__WRITTEN PROBLEM__
Copy each line that has the string "structured" somewhere in it.

Saved entries
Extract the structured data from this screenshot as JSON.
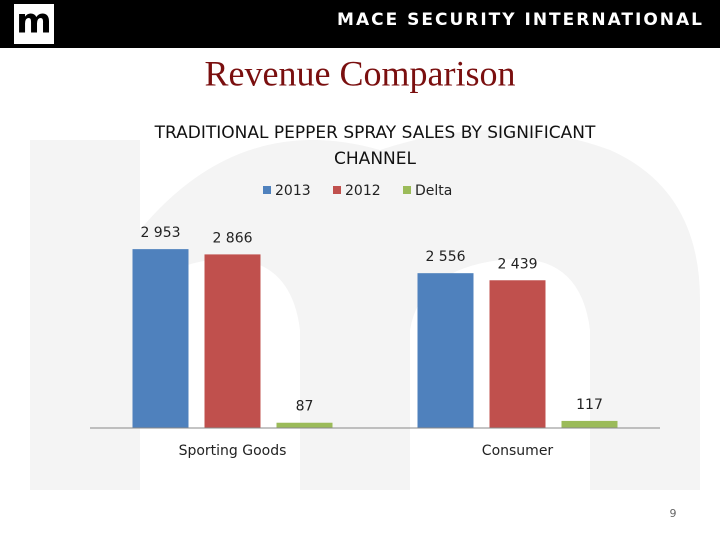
{
  "header": {
    "logo": "m",
    "company": "MACE SECURITY INTERNATIONAL"
  },
  "slide_title": "Revenue Comparison",
  "page_number": 9,
  "chart_data": {
    "type": "bar",
    "title": "TRADITIONAL PEPPER SPRAY SALES BY SIGNIFICANT CHANNEL",
    "categories": [
      "Sporting Goods",
      "Consumer"
    ],
    "series": [
      {
        "name": "2013",
        "color": "#4f81bd",
        "values": [
          2953,
          2556
        ],
        "value_labels": [
          "2 953",
          "2 556"
        ]
      },
      {
        "name": "2012",
        "color": "#c0504d",
        "values": [
          2866,
          2439
        ],
        "value_labels": [
          "2 866",
          "2 439"
        ]
      },
      {
        "name": "Delta",
        "color": "#9bbb59",
        "values": [
          87,
          117
        ]
      }
    ],
    "ylim": [
      0,
      3500
    ],
    "legend": "top"
  }
}
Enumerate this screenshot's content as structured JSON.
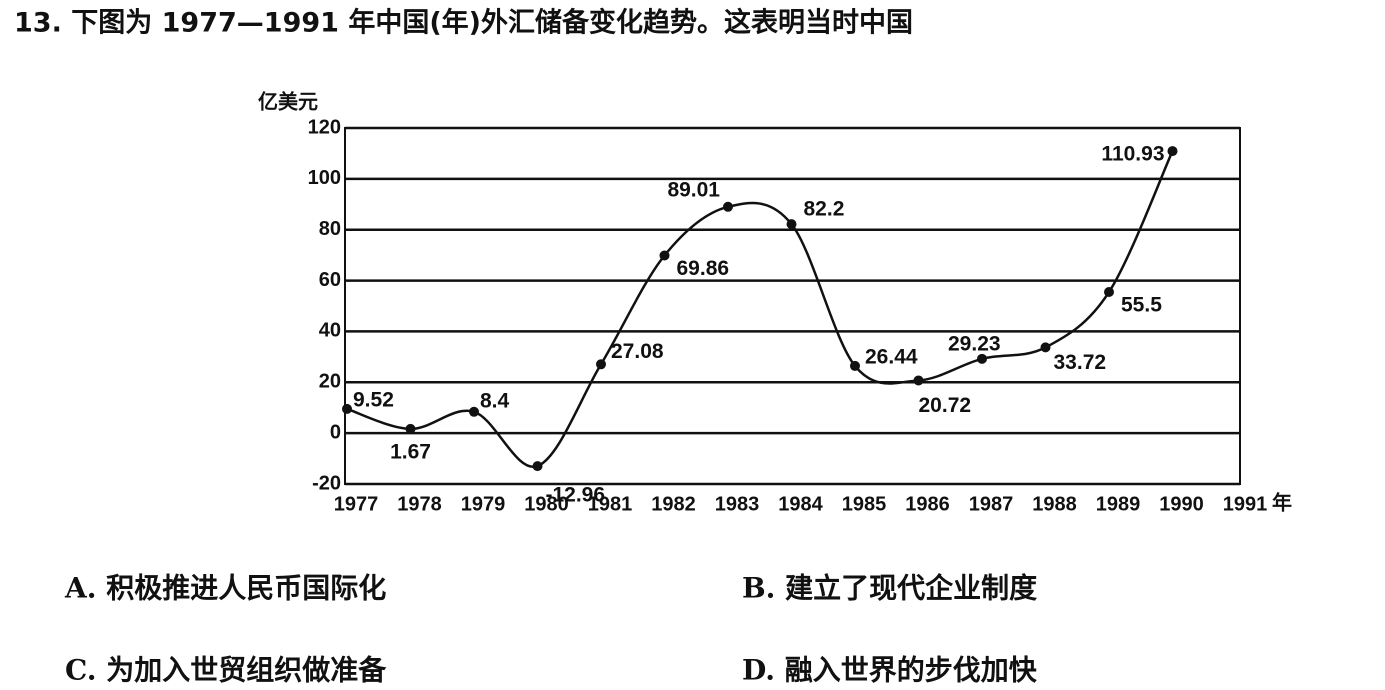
{
  "question": "13. 下图为 1977—1991 年中国(年)外汇储备变化趋势。这表明当时中国",
  "chart_data": {
    "type": "line",
    "y_label": "亿美元",
    "x_label": "年",
    "categories": [
      "1977",
      "1978",
      "1979",
      "1980",
      "1981",
      "1982",
      "1983",
      "1984",
      "1985",
      "1986",
      "1987",
      "1988",
      "1989",
      "1990",
      "1991"
    ],
    "values": [
      9.52,
      1.67,
      8.4,
      -12.96,
      27.08,
      69.86,
      89.01,
      82.2,
      26.44,
      20.72,
      29.23,
      33.72,
      55.5,
      110.93,
      null
    ],
    "color": "#111111",
    "ylim": [
      -20,
      120
    ],
    "yticks": [
      -20,
      0,
      20,
      40,
      60,
      80,
      100,
      120
    ],
    "grid": true
  },
  "options": [
    "A. 积极推进人民币国际化",
    "B. 建立了现代企业制度",
    "C. 为加入世贸组织做准备",
    "D. 融入世界的步伐加快"
  ]
}
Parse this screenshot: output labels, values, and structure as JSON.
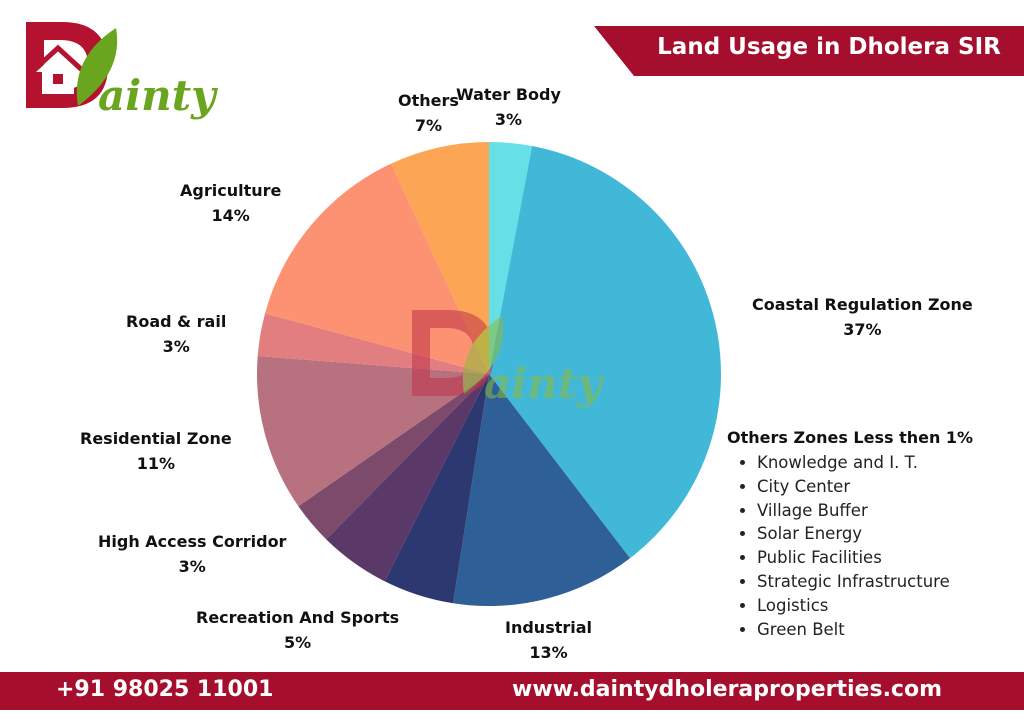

__RESPONSE TO THE TASK__
Extract the structured data from this screenshot as JSON.
Enumerate this screenshot's content as structured JSON.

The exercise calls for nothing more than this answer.